Start EXERCISE MATERIALS

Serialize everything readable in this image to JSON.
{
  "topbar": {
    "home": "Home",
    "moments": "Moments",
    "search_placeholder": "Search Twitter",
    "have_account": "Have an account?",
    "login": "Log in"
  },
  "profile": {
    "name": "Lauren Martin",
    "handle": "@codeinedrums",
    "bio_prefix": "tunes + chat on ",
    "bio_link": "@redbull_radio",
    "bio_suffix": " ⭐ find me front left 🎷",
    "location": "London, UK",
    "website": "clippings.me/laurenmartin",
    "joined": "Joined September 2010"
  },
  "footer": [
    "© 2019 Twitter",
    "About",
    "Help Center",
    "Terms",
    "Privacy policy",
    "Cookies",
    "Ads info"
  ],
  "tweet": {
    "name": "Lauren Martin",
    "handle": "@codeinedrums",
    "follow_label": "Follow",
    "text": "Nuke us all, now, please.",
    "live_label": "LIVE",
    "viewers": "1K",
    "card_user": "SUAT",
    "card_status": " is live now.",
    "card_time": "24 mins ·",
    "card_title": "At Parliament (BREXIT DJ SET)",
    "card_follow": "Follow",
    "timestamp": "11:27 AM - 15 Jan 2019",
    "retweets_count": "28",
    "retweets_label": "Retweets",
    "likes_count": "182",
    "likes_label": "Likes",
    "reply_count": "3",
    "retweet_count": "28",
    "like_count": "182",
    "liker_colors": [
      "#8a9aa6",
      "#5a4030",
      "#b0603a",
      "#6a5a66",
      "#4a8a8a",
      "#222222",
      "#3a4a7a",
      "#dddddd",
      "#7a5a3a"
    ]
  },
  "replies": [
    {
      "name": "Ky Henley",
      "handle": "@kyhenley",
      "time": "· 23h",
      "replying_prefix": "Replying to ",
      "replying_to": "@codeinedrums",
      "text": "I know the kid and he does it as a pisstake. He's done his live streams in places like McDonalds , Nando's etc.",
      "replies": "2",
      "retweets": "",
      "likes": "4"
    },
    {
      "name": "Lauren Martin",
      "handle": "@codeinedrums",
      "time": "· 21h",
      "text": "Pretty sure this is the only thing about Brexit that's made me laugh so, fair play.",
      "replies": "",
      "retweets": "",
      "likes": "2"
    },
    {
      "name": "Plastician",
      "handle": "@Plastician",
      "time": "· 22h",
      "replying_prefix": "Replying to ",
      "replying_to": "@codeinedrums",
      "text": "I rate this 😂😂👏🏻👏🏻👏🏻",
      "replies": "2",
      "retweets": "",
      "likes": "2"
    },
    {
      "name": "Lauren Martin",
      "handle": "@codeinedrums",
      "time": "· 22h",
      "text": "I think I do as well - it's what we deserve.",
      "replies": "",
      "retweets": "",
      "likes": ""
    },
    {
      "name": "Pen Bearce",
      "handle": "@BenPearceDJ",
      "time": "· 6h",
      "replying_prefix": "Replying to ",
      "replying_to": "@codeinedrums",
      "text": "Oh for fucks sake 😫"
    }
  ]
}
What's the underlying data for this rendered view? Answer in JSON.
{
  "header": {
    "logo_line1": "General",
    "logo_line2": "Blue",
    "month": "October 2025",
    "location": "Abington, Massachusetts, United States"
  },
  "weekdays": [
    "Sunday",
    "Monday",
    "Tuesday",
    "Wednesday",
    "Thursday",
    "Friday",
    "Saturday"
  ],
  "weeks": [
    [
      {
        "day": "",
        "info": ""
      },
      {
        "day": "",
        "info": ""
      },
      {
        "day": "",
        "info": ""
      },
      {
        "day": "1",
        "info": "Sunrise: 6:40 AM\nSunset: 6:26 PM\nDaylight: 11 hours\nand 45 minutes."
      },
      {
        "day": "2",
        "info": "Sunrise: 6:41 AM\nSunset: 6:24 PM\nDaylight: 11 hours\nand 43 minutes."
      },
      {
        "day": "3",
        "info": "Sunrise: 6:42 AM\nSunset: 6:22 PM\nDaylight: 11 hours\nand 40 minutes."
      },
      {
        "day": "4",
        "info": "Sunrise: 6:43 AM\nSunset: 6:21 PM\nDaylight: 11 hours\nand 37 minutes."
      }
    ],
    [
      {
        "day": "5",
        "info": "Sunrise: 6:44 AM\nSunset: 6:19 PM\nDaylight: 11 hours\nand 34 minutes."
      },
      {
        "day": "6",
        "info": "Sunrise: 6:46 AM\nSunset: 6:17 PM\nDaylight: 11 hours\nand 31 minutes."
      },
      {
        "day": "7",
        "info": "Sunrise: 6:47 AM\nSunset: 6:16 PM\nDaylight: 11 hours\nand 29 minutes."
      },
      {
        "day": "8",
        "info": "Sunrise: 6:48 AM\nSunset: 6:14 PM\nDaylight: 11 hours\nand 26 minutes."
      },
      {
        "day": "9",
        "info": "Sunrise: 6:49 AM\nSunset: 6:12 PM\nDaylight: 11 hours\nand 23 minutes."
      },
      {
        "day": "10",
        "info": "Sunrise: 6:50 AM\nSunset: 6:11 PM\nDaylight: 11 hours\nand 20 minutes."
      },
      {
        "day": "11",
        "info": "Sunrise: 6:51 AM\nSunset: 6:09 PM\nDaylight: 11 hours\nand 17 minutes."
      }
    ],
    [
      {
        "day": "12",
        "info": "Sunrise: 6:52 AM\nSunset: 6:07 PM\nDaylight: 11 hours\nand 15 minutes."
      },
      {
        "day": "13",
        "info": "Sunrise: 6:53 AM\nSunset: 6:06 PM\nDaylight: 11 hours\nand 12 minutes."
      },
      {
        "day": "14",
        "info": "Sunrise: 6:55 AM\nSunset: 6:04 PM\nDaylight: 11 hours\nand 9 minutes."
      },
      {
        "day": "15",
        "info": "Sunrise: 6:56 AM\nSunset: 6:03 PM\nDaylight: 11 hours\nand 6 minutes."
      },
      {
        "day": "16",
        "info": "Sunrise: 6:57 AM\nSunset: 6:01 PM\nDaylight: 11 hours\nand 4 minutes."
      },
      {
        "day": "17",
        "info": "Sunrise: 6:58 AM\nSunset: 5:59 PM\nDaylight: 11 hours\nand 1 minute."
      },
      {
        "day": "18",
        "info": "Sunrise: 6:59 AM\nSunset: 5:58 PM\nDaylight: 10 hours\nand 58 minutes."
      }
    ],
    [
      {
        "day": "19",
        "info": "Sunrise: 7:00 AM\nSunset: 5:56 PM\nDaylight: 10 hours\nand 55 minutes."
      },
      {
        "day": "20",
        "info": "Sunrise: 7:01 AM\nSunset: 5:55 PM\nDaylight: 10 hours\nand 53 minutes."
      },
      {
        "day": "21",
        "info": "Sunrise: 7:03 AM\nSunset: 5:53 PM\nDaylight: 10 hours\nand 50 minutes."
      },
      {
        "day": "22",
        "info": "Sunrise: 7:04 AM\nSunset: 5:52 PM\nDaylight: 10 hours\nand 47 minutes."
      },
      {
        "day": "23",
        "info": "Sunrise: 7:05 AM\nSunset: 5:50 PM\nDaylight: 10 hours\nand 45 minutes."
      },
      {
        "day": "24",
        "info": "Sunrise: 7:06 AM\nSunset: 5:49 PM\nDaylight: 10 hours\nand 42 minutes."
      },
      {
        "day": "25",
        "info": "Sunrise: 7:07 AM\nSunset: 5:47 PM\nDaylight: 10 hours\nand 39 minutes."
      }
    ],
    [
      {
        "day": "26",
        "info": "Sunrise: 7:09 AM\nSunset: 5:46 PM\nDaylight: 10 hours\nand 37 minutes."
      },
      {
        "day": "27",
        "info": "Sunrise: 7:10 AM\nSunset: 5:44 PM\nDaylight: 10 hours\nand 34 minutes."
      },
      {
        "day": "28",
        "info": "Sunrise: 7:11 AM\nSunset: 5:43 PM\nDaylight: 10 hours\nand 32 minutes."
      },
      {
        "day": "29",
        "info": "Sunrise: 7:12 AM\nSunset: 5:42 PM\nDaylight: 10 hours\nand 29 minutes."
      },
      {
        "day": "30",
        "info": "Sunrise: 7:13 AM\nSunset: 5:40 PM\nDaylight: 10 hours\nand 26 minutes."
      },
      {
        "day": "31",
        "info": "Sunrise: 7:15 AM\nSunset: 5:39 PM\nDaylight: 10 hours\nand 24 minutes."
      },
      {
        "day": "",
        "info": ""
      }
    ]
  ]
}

End EXERCISE MATERIALS

- [WHAT THIS TASK INVOLVES]: Report the number of lines in the listing that include the string "JSON"; give nothing but the number.

- [TASK SOLUTION]: 2